## Data lines
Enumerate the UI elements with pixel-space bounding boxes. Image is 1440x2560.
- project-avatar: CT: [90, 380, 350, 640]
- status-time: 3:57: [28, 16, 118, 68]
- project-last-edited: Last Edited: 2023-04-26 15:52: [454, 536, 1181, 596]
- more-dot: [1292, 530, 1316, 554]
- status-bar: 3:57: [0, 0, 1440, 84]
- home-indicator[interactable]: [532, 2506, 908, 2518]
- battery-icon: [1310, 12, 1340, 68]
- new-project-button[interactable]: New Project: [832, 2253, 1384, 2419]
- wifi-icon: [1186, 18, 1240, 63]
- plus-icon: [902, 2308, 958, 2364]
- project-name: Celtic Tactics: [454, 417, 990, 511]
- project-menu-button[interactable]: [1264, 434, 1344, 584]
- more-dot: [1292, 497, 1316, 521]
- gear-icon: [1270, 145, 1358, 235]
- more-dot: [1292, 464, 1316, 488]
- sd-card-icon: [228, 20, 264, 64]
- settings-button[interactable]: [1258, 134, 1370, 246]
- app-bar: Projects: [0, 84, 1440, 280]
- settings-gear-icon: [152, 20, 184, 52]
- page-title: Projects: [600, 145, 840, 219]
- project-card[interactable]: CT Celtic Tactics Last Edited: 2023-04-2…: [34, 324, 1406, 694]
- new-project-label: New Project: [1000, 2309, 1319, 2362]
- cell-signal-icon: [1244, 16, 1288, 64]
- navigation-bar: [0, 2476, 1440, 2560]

## Aim of the exercise
Copy the data word for word, starting at the very first line and ending with the line that contains "- wifi-icon: [1186, 18, 1240, 63]".

## Answer
Enumerate the UI elements with pixel-space bounding boxes. Image is 1440x2560.
- project-avatar: CT: [90, 380, 350, 640]
- status-time: 3:57: [28, 16, 118, 68]
- project-last-edited: Last Edited: 2023-04-26 15:52: [454, 536, 1181, 596]
- more-dot: [1292, 530, 1316, 554]
- status-bar: 3:57: [0, 0, 1440, 84]
- home-indicator[interactable]: [532, 2506, 908, 2518]
- battery-icon: [1310, 12, 1340, 68]
- new-project-button[interactable]: New Project: [832, 2253, 1384, 2419]
- wifi-icon: [1186, 18, 1240, 63]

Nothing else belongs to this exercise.